TRAVAIL À FAIRE: Reproduisez à l'identique le passage du texte sur la spéculation financière ci-dessous qui va de « Chaque jour des milliers » jusqu'à « les algorithmes travailler. ».

TEXTE FOURNI:
"""

Chaque jour des milliers de milliards de dollars de transactions sur les devises, sur les actions, sur toutes les valeurs qui peuvent varier dans le temps, sur tout ce qui peut servir de support à la spéculation ; la finance a bâti une multitude d’outils financiers permettant de faire de l’argent sur de l’argent, de s’enrichir en laissant les ordinateurs et les algorithmes travailler.
Chaque jour, cette économie dématérialisée gonfle un peu plus et parasite, menace l’activité réellement productive. En attendant l’éclatement de la prochaine bulle, elle produit ses effets délétères sur les citoyens et les travailleurs de l’économie réelle ; chaque jour des millions de paysans souffrent de par le monde de la spéculation sur les matières premières, chaque jour les prix de certains aliments de base augmentent à cause de Wall-Street pendant que les traders de grandes banques engrangent des primes faramineuses. Mais les logiciels et les algorithmes n’ont pas d’âme, ils fonctionnent sans conscience. La bourse n’a pas d’affect. Derrière les écrans, dans les salles de marché, des hommes font taire leur conscience pour se concentrer sur la technique financière et tirer le maximum de profit des lois du marché que les néolibéraux entendent bien soustraire à la volonté et la conscience politiques.
Malgré la crise financière de 2008, les gouvernements se refusent toujours à dompter ce cheval fou qui permet aux grandes banques d’engranger des profits gigantesques. Pour réguler, pour décourager ou au moins limiter la spéculation, il faudrait taxer l’ensemble de ces transactions et ne pas se contenter de demi mesures. Une partie du produit de ces taxes pourrait notamment être versée aux pays en développement afin de financer leur transition énergétique.

"""

ENTRÉES DE DONNÉES:

"""

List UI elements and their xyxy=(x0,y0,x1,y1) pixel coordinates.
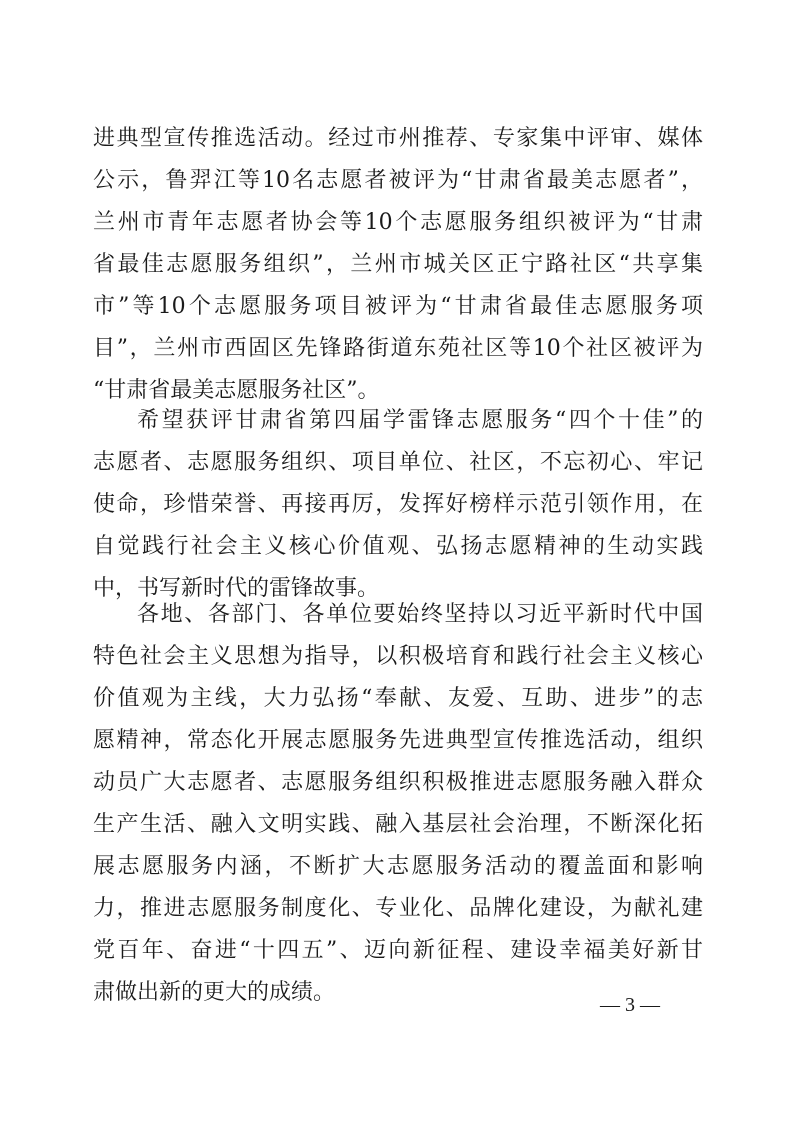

"""
"""

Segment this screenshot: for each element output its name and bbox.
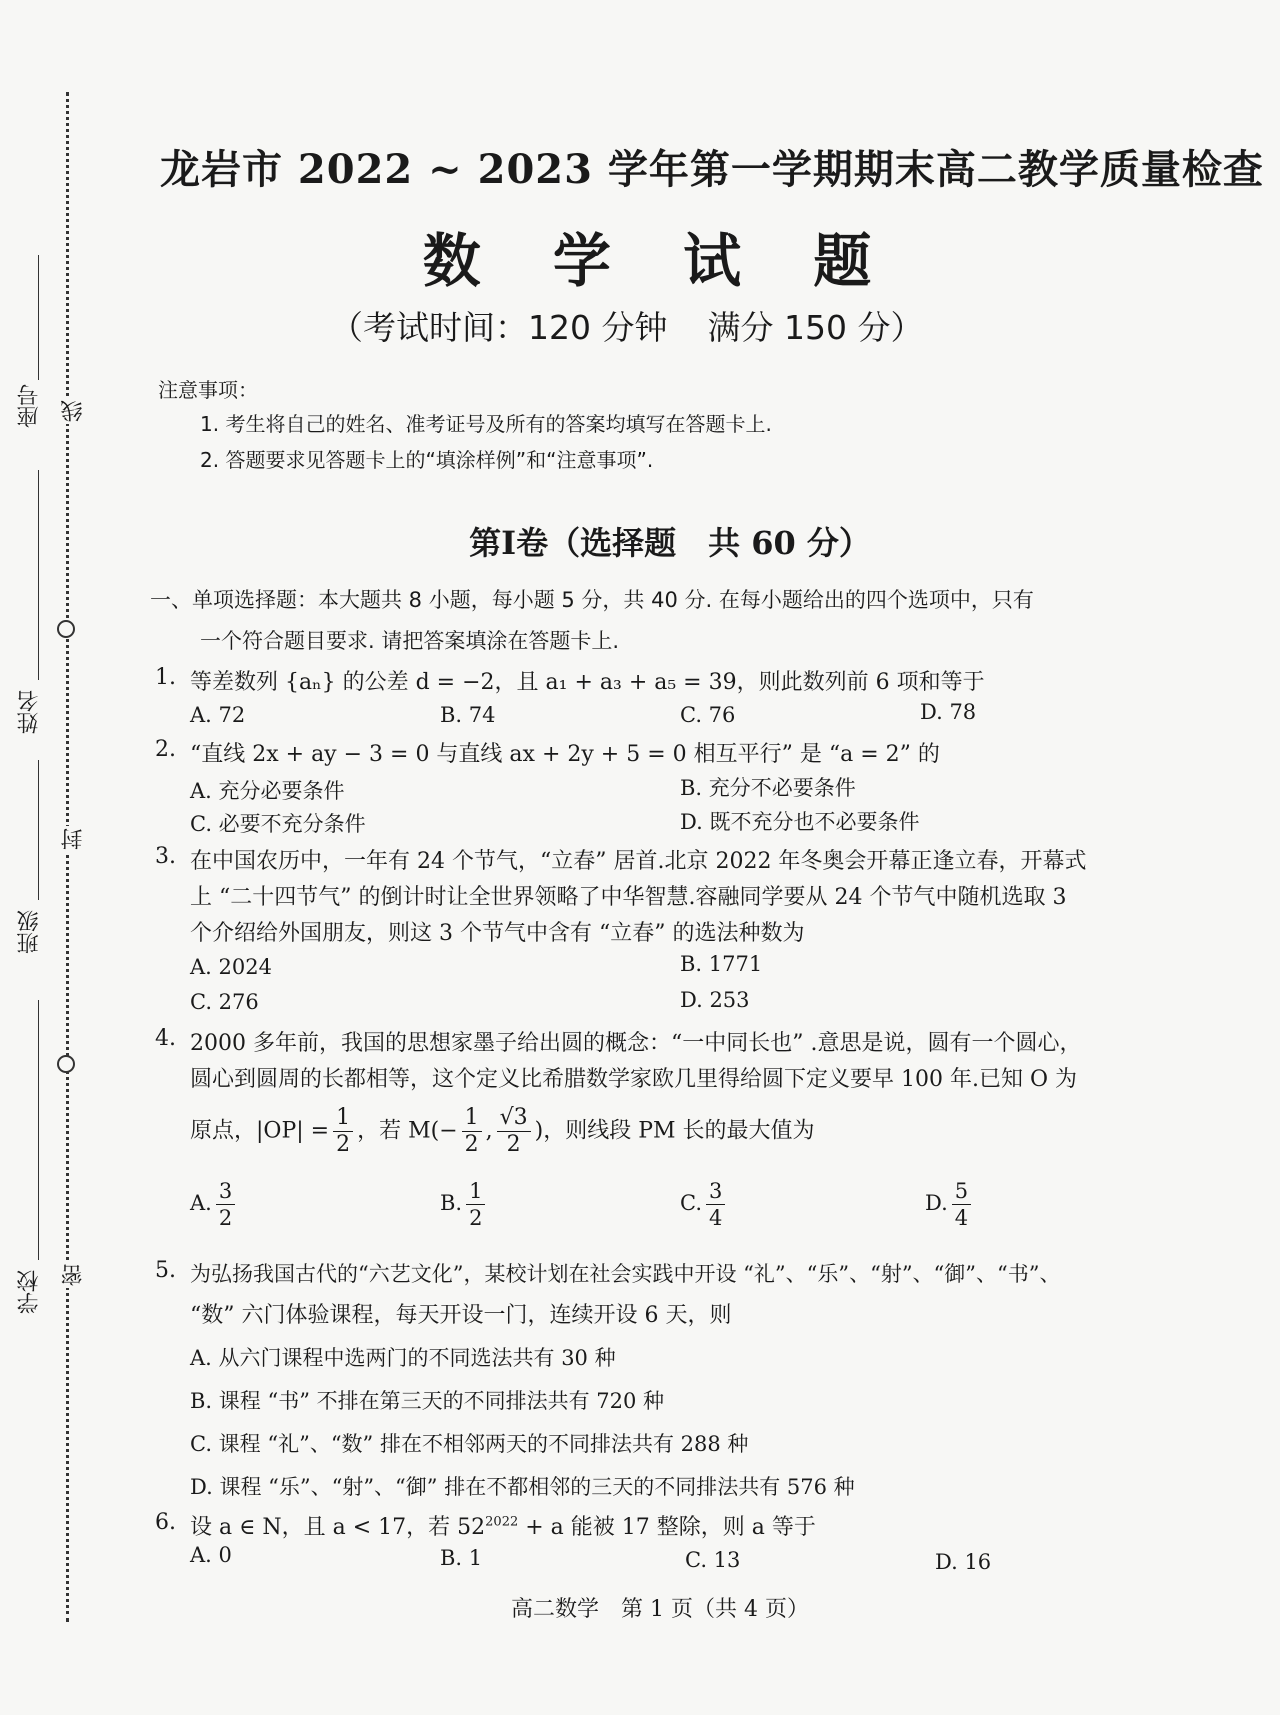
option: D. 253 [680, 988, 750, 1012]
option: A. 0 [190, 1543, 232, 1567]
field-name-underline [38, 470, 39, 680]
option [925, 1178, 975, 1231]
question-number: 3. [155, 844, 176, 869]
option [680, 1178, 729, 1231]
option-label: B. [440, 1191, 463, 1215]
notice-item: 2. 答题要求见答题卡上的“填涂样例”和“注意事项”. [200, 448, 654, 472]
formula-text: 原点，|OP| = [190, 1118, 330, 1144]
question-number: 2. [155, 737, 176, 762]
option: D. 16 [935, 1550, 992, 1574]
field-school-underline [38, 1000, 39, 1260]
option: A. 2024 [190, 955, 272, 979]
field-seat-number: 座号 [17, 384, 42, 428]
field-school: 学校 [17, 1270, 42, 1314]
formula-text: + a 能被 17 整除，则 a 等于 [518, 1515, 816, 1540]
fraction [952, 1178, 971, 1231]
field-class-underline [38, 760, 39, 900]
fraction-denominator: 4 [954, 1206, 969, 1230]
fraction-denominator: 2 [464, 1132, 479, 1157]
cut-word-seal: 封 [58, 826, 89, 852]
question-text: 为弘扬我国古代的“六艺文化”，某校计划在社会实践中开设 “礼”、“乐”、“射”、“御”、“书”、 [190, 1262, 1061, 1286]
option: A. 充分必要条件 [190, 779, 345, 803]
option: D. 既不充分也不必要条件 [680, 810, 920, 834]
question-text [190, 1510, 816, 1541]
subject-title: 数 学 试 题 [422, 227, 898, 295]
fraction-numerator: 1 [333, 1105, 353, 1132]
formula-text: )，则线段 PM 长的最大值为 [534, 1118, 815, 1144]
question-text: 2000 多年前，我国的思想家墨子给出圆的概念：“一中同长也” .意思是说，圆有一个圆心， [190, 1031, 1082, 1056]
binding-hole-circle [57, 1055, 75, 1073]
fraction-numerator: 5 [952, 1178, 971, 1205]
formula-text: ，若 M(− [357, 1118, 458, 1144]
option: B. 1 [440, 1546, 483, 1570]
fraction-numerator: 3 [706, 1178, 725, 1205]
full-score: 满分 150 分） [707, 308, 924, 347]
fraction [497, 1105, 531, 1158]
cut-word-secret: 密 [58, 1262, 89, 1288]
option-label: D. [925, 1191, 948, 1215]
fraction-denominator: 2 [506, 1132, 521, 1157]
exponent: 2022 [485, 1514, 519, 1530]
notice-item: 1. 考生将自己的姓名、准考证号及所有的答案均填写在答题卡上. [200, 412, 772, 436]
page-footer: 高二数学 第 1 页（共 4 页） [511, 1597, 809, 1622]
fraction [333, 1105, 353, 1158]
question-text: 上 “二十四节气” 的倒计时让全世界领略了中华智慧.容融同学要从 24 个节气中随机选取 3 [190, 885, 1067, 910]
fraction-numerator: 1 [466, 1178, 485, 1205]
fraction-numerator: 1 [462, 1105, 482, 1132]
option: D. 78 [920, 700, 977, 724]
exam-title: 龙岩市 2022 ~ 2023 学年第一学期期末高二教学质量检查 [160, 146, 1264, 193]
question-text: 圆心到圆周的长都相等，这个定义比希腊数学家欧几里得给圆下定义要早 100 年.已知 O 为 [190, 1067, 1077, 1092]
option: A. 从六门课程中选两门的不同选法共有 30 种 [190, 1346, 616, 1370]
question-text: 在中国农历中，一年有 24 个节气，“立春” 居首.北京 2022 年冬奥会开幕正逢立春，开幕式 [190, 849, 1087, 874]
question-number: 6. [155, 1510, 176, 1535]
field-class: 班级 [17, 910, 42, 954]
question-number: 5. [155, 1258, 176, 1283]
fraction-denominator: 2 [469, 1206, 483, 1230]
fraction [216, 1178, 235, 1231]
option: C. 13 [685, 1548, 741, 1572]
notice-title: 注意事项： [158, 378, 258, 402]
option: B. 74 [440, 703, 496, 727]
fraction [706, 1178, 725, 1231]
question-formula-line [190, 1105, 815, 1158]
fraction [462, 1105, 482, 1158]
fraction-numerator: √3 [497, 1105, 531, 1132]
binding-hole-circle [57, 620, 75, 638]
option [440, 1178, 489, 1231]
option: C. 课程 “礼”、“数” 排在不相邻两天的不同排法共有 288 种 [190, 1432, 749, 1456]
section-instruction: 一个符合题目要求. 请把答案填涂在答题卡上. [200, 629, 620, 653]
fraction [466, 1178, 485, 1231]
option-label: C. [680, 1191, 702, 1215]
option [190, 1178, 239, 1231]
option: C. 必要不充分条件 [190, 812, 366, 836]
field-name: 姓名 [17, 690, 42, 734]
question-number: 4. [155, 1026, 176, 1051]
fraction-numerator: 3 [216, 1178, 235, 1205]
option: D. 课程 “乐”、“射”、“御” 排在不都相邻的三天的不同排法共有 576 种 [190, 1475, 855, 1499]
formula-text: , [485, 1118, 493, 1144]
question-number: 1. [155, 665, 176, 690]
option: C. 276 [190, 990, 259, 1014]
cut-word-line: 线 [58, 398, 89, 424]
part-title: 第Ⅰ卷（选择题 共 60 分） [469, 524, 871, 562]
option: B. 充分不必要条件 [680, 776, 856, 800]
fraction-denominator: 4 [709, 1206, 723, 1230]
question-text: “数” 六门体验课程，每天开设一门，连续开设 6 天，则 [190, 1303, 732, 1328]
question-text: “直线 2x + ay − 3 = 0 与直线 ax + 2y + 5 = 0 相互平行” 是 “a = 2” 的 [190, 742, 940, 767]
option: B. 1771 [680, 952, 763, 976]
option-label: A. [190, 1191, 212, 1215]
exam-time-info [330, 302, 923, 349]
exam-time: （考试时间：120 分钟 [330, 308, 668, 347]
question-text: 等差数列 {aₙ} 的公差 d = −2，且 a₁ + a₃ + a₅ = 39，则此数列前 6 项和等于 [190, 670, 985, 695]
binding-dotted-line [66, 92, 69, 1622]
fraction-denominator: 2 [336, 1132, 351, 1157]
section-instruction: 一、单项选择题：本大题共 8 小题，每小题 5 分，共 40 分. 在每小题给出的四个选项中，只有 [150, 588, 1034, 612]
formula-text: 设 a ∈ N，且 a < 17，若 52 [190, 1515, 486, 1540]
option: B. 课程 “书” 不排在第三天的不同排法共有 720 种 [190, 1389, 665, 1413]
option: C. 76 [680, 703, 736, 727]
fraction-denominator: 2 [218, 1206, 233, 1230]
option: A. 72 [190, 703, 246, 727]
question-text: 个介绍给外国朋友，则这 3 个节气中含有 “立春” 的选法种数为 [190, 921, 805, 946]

"""

BONNE RÉPONSE:
Chaque jour des milliers de milliards de dollars de transactions sur les devises, sur les actions, sur toutes les valeurs qui peuvent varier dans le temps, sur tout ce qui peut servir de support à la spéculation ; la finance a bâti une multitude d’outils financiers permettant de faire de l’argent sur de l’argent, de s’enrichir en laissant les ordinateurs et les algorithmes travailler.